**Problem to solve**
Which lines hold the string "tasks"? Copy every one of them.

**Material provided**
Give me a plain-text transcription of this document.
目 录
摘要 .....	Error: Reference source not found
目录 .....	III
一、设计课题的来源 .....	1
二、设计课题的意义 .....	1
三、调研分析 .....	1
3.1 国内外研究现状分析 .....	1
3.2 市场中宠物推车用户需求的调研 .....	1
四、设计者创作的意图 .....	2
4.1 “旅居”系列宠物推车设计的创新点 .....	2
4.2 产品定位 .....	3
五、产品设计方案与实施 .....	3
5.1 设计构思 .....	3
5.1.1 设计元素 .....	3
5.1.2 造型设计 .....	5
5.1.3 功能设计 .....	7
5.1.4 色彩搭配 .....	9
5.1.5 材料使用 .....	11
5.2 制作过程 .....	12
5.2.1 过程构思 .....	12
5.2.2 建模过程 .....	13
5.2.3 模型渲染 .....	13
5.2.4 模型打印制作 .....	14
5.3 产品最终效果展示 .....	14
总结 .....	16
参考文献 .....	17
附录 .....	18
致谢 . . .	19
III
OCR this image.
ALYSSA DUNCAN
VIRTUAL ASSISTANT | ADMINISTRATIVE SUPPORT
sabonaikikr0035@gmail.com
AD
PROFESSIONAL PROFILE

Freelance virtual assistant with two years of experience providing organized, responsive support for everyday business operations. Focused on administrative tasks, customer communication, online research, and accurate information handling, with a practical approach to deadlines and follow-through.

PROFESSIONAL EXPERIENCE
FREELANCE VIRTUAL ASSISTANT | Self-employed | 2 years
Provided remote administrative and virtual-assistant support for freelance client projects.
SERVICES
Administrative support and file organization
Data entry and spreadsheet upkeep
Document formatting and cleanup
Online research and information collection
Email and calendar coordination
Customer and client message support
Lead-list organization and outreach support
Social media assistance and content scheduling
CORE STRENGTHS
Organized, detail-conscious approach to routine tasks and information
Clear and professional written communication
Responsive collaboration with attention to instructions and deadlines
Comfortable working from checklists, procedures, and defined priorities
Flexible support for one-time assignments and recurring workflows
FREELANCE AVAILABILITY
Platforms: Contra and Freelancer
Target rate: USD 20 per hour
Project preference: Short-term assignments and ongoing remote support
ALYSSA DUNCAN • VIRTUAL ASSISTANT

**Solution to the problem**
Freelance virtual assistant with two years of experience providing organized, responsive support for everyday business operations. Focused on administrative tasks, customer communication, online research, and accurate information handling, with a practical approach to deadlines and follow-through.
Organized, detail-conscious approach to routine tasks and information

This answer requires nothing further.